** EXERCISE GOAL **
The answer should be each line of the records that contains the word "JSON"; please copy them all.

Dataset entries on figures
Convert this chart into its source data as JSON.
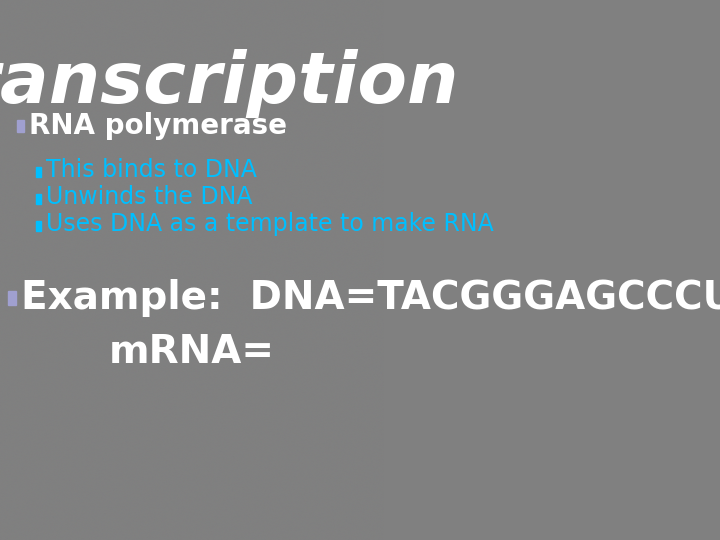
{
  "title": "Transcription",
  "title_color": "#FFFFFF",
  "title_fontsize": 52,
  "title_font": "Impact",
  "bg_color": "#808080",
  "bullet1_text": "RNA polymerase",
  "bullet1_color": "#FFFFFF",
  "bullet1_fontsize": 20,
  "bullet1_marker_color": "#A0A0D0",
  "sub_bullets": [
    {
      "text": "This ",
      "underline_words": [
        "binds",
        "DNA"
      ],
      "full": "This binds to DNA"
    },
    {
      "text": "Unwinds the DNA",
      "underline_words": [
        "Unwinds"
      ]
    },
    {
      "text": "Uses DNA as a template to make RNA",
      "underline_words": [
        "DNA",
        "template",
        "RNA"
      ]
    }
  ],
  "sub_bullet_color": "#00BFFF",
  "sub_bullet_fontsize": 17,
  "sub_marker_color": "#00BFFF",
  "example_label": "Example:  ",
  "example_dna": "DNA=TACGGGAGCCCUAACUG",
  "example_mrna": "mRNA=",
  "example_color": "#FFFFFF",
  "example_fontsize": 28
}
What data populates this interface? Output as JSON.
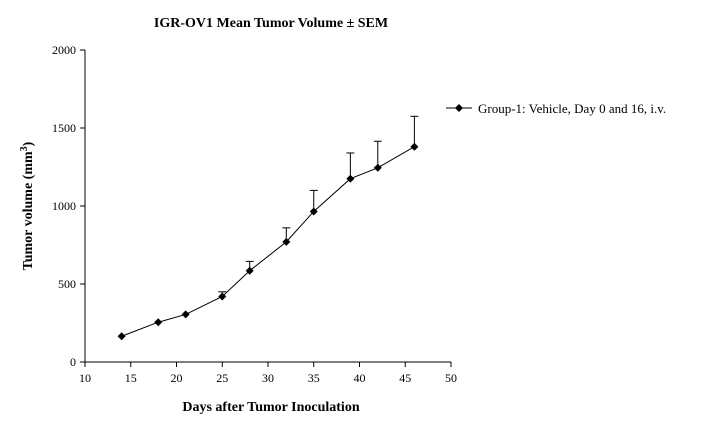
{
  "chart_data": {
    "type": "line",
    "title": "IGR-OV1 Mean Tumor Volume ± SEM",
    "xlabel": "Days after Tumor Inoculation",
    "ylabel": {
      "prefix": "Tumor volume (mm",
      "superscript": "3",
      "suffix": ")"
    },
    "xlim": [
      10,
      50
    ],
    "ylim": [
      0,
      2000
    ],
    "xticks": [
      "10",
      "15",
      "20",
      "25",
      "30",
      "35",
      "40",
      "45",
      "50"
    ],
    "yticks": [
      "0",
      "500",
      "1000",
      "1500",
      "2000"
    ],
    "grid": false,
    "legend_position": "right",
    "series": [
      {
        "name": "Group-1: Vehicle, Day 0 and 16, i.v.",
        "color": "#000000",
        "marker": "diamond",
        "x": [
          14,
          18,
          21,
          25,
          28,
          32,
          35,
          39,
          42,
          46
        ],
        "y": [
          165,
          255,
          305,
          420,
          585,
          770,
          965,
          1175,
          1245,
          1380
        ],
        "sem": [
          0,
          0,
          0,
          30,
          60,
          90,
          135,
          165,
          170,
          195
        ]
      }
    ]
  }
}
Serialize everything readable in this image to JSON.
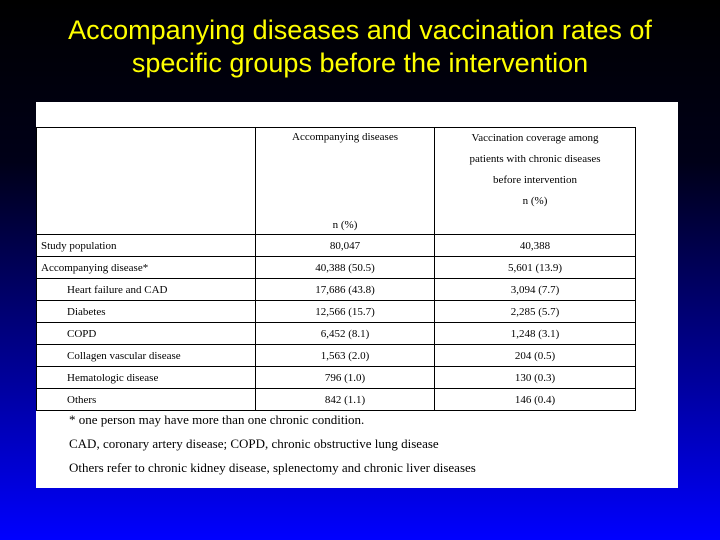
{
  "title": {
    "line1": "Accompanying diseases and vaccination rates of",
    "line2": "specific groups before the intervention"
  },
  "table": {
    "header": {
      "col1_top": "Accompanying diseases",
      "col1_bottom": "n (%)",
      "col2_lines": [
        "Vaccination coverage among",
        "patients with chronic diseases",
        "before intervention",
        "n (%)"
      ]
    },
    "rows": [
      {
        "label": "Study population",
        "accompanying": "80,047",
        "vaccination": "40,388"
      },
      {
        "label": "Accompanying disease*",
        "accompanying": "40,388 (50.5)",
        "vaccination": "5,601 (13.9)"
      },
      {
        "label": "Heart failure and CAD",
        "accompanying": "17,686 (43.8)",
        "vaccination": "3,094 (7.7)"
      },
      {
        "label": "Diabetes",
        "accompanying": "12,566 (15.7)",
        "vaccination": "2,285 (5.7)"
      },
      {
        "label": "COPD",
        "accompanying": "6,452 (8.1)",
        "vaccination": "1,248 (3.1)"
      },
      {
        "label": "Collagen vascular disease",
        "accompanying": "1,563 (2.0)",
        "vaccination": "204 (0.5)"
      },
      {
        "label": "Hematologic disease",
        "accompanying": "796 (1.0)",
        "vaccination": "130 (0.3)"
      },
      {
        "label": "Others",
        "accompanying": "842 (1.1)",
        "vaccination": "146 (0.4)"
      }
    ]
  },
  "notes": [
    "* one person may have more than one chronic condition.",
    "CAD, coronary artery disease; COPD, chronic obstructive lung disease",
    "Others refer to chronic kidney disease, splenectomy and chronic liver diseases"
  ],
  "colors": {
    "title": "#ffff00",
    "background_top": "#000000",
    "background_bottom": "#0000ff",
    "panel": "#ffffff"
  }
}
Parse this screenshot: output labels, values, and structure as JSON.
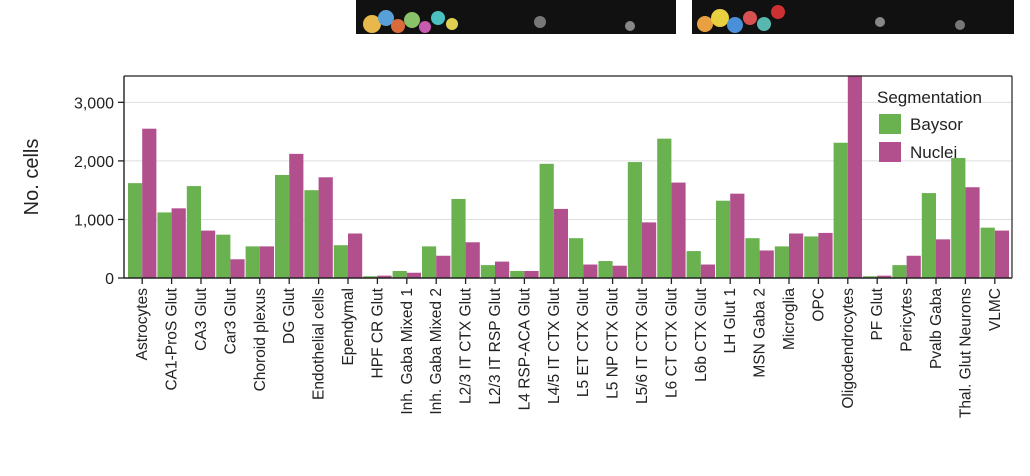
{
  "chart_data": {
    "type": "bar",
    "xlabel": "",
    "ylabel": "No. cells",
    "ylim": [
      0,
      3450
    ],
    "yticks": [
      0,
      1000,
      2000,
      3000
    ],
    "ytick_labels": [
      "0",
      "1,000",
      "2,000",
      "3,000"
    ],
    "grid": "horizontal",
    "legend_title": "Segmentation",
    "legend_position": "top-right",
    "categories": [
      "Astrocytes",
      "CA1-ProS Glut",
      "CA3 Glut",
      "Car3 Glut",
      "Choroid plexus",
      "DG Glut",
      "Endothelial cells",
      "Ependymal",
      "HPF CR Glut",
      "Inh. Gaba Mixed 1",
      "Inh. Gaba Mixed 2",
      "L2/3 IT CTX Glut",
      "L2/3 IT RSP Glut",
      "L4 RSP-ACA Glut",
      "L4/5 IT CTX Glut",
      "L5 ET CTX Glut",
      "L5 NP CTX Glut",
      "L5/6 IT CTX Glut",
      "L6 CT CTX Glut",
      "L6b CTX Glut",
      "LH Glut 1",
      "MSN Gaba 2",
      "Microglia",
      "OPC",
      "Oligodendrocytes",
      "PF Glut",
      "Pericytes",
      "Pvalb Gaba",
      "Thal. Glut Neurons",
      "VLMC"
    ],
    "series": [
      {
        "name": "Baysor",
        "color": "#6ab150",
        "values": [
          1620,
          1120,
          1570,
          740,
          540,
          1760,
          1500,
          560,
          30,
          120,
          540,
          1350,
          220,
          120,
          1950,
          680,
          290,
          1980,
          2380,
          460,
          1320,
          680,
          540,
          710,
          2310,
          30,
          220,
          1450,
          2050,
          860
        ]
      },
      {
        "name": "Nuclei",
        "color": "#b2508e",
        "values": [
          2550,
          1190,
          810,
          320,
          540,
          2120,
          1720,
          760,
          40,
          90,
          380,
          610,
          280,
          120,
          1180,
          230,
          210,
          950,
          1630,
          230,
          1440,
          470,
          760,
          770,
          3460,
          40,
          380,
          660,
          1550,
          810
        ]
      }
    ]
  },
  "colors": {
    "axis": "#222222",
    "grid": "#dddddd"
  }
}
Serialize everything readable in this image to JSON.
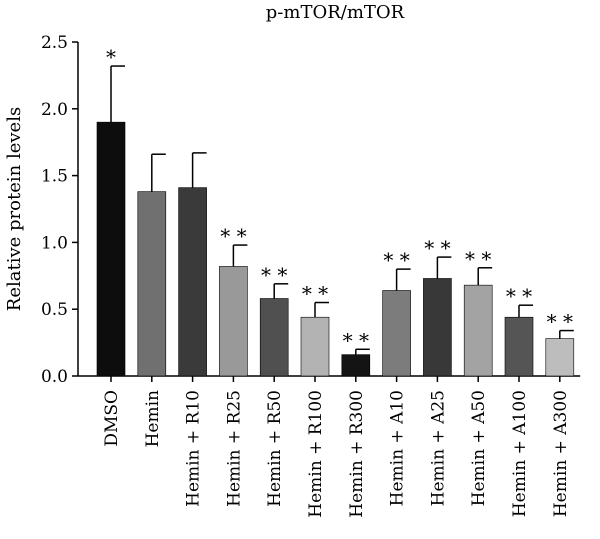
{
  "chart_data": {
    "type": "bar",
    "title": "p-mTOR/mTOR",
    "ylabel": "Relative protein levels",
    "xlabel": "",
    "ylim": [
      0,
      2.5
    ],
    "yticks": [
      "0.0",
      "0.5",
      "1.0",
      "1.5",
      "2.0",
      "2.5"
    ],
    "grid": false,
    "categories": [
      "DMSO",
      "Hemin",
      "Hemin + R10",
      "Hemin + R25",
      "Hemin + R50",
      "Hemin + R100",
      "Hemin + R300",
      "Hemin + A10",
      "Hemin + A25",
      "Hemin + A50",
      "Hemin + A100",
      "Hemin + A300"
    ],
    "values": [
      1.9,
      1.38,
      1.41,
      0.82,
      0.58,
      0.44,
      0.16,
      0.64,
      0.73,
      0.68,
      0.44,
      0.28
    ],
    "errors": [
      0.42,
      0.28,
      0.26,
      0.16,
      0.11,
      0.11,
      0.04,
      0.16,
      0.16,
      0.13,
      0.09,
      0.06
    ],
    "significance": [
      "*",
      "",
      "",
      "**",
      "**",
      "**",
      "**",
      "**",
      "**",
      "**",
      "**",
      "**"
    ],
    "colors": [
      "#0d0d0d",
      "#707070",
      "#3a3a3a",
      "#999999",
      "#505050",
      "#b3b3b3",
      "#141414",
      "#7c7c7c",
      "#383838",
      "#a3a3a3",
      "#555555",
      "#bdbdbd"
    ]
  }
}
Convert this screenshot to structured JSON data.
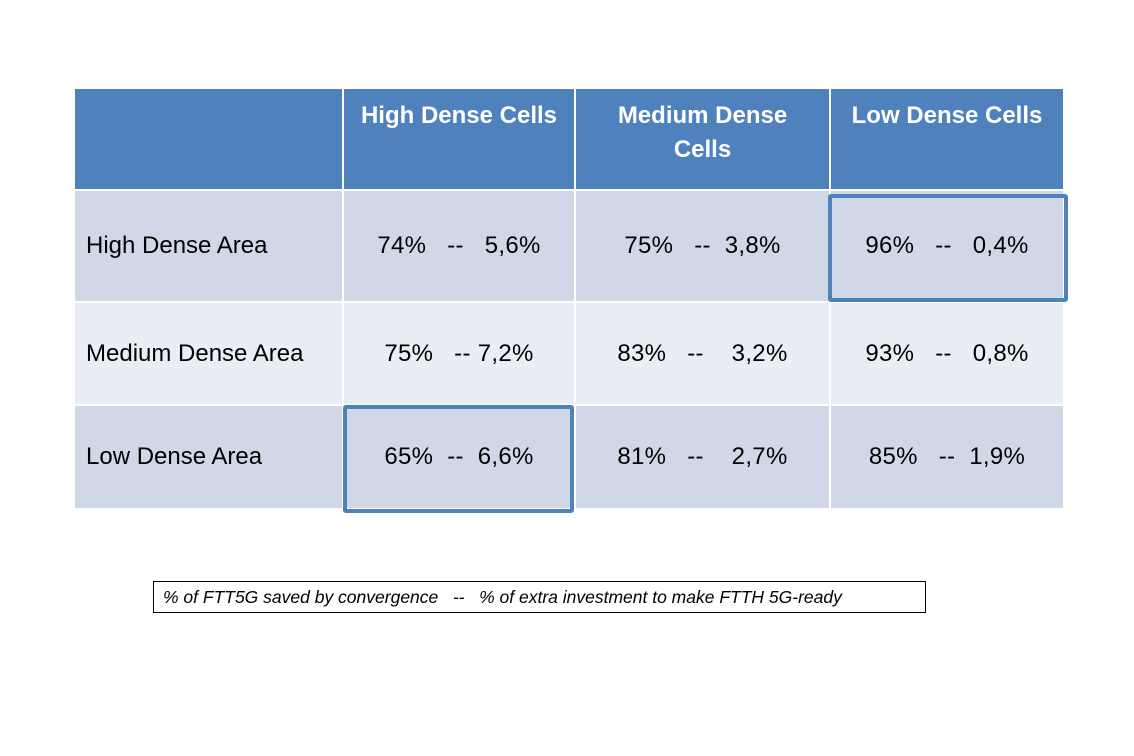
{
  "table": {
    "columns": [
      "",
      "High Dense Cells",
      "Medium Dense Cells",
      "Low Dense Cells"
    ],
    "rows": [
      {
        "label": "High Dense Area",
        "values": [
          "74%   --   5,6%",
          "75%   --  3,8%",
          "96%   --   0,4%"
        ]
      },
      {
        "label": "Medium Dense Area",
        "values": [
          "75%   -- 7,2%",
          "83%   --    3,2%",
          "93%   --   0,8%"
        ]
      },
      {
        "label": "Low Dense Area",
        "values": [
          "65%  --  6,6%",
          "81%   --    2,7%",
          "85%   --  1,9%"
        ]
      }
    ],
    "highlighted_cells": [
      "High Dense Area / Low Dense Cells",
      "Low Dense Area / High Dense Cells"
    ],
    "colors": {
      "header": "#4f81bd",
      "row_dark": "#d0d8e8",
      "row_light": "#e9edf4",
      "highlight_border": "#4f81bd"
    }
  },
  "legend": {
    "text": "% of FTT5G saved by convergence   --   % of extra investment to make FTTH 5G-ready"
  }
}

** TASK RESULT **
Convert this chart into its source data as JSON.
What data populates this interface? Output as JSON.
Serialize everything readable in this image to JSON.
Parse this screenshot: output labels, values, and structure as JSON.
Serialize everything readable in this image to JSON.
Convert this screenshot to structured JSON data.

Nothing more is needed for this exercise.